- [Problem]: From the listing, collect all lines containing the word "ставят".

-- start --

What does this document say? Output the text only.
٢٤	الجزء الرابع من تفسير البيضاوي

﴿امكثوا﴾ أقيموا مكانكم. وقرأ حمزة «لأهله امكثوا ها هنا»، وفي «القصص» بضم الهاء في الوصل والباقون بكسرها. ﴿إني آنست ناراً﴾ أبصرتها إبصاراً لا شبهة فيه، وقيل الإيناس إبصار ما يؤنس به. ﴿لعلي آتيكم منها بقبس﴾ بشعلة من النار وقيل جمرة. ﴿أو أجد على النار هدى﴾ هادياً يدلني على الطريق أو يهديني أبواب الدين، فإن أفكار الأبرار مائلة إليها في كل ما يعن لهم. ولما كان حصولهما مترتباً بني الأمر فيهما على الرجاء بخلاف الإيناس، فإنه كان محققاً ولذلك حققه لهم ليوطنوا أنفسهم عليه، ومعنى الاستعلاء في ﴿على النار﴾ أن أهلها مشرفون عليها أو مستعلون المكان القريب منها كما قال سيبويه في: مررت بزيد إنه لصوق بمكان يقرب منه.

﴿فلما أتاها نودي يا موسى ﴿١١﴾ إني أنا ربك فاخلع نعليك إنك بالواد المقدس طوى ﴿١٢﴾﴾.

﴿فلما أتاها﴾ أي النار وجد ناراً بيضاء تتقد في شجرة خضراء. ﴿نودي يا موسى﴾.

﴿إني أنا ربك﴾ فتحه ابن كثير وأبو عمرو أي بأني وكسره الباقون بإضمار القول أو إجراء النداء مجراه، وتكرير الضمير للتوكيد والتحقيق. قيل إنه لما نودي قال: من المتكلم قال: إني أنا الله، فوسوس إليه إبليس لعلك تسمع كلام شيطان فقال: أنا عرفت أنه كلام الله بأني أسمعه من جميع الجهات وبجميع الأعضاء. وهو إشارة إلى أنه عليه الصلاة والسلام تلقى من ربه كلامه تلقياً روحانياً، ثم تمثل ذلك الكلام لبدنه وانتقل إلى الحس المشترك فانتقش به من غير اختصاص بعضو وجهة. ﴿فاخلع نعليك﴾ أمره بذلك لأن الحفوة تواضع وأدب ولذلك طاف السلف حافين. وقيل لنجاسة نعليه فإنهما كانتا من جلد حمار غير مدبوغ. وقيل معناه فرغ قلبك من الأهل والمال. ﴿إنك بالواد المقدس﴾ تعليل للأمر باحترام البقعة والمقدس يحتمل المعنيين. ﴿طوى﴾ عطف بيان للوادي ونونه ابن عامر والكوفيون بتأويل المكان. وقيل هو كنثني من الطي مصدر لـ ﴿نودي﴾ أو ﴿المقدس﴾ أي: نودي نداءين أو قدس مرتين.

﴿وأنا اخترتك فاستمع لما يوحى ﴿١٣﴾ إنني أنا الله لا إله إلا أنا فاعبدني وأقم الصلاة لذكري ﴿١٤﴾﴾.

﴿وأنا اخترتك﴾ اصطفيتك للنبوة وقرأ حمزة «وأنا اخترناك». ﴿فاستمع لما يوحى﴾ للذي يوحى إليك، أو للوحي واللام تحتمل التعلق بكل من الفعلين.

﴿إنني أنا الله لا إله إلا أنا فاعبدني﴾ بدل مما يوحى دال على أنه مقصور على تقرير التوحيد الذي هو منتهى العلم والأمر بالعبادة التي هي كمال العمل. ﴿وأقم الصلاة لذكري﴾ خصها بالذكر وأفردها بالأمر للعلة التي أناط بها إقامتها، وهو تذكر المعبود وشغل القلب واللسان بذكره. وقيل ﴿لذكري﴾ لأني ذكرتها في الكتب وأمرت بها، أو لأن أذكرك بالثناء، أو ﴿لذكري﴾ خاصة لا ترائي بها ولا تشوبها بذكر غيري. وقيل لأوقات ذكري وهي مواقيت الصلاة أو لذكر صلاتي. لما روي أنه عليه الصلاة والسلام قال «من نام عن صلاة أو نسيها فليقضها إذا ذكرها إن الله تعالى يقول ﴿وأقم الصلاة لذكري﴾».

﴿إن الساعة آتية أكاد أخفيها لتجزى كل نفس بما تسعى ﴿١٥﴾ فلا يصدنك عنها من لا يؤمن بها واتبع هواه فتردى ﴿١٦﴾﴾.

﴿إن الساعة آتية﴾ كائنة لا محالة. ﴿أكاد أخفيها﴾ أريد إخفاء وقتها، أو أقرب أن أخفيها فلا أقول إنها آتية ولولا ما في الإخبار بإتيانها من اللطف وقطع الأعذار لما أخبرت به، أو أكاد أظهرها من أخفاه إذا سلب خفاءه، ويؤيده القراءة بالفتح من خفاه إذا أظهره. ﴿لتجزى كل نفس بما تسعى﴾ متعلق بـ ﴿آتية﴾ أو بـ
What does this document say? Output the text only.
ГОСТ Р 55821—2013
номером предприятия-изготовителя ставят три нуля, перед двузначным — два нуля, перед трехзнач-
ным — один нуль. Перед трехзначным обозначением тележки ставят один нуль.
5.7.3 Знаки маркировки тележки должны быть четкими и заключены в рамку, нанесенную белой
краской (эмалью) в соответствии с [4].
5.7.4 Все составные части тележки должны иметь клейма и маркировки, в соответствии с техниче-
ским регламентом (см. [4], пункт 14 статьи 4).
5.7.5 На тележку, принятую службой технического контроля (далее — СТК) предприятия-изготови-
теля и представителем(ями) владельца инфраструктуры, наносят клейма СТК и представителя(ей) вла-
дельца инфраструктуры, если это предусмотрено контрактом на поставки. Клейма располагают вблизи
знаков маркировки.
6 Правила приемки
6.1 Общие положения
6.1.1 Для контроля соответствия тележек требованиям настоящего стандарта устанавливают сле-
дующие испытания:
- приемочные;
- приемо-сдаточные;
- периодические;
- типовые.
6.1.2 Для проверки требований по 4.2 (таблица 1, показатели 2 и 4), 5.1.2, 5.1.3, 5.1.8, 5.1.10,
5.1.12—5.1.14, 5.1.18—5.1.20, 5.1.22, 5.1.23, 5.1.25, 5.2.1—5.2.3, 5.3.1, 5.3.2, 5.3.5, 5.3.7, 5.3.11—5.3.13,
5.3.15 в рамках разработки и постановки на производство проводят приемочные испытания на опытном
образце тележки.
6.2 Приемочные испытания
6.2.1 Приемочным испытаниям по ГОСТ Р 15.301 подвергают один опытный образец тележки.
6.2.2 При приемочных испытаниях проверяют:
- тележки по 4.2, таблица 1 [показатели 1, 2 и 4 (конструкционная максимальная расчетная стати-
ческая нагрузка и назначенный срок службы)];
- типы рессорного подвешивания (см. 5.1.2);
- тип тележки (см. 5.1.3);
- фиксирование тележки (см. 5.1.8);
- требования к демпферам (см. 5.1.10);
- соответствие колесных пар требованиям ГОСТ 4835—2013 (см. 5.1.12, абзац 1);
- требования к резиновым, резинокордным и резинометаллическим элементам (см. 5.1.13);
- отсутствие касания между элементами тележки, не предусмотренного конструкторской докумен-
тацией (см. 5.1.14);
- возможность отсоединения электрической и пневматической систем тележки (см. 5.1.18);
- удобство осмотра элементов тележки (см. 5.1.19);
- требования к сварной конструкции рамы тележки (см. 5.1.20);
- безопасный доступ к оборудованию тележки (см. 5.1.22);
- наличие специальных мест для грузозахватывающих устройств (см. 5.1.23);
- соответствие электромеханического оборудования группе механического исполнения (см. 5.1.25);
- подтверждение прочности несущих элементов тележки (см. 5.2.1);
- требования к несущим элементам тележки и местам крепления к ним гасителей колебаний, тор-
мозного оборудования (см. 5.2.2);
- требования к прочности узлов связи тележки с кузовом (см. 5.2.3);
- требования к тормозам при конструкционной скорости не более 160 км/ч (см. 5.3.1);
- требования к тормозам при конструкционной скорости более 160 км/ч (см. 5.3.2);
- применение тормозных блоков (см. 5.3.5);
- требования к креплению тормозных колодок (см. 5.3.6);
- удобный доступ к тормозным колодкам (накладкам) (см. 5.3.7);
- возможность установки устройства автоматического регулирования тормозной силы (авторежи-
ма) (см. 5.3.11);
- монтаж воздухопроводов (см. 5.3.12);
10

-- end --

- [Completed task]:
номером предприятия-изготовителя ставят три нуля, перед двузначным — два нуля, перед трехзнач-
ным — один нуль. Перед трехзначным обозначением тележки ставят один нуль.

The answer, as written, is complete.